SET TASK
Write out every line of the material below verbatim, keeping each entry's order, characters, and spacing unchanged.

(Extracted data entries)
-*-

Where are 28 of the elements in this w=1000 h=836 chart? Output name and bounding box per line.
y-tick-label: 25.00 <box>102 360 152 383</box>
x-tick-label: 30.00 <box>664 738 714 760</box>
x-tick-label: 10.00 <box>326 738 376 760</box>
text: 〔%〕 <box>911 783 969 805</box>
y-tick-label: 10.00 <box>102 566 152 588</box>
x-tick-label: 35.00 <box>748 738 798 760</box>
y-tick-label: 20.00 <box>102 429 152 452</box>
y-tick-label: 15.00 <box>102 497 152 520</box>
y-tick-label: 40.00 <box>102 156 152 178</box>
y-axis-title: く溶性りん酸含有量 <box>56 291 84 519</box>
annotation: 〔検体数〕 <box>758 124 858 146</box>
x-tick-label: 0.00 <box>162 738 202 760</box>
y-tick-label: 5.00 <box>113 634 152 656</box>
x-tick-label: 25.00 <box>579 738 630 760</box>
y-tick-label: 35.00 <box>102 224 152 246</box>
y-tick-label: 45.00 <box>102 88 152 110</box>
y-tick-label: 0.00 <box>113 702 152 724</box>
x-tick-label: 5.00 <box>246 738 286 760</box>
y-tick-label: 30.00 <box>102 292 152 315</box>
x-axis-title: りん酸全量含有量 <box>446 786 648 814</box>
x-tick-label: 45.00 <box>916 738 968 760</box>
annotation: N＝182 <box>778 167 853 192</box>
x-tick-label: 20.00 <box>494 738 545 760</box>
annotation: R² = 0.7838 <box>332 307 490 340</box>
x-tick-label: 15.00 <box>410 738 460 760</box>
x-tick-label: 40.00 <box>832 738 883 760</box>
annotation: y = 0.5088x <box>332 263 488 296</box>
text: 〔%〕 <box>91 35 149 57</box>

-*-

RESULT FOR THIS TASK
Where are 28 of the elements in this w=1000 h=836 chart? Output name and bounding box per line.
y-tick-label: 25.00 <box>102 360 152 383</box>
x-tick-label: 30.00 <box>664 738 714 760</box>
x-tick-label: 10.00 <box>326 738 376 760</box>
text: 〔%〕 <box>911 783 969 805</box>
y-tick-label: 10.00 <box>102 566 152 588</box>
x-tick-label: 35.00 <box>748 738 798 760</box>
y-tick-label: 20.00 <box>102 429 152 452</box>
y-tick-label: 15.00 <box>102 497 152 520</box>
y-tick-label: 40.00 <box>102 156 152 178</box>
y-axis-title: く溶性りん酸含有量 <box>56 291 84 519</box>
annotation: 〔検体数〕 <box>758 124 858 146</box>
x-tick-label: 0.00 <box>162 738 202 760</box>
y-tick-label: 5.00 <box>113 634 152 656</box>
x-tick-label: 25.00 <box>579 738 630 760</box>
y-tick-label: 35.00 <box>102 224 152 246</box>
y-tick-label: 45.00 <box>102 88 152 110</box>
y-tick-label: 0.00 <box>113 702 152 724</box>
x-tick-label: 5.00 <box>246 738 286 760</box>
y-tick-label: 30.00 <box>102 292 152 315</box>
x-axis-title: りん酸全量含有量 <box>446 786 648 814</box>
x-tick-label: 45.00 <box>916 738 968 760</box>
annotation: N＝182 <box>778 167 853 192</box>
x-tick-label: 20.00 <box>494 738 545 760</box>
annotation: R² = 0.7838 <box>332 307 490 340</box>
x-tick-label: 15.00 <box>410 738 460 760</box>
x-tick-label: 40.00 <box>832 738 883 760</box>
annotation: y = 0.5088x <box>332 263 488 296</box>
text: 〔%〕 <box>91 35 149 57</box>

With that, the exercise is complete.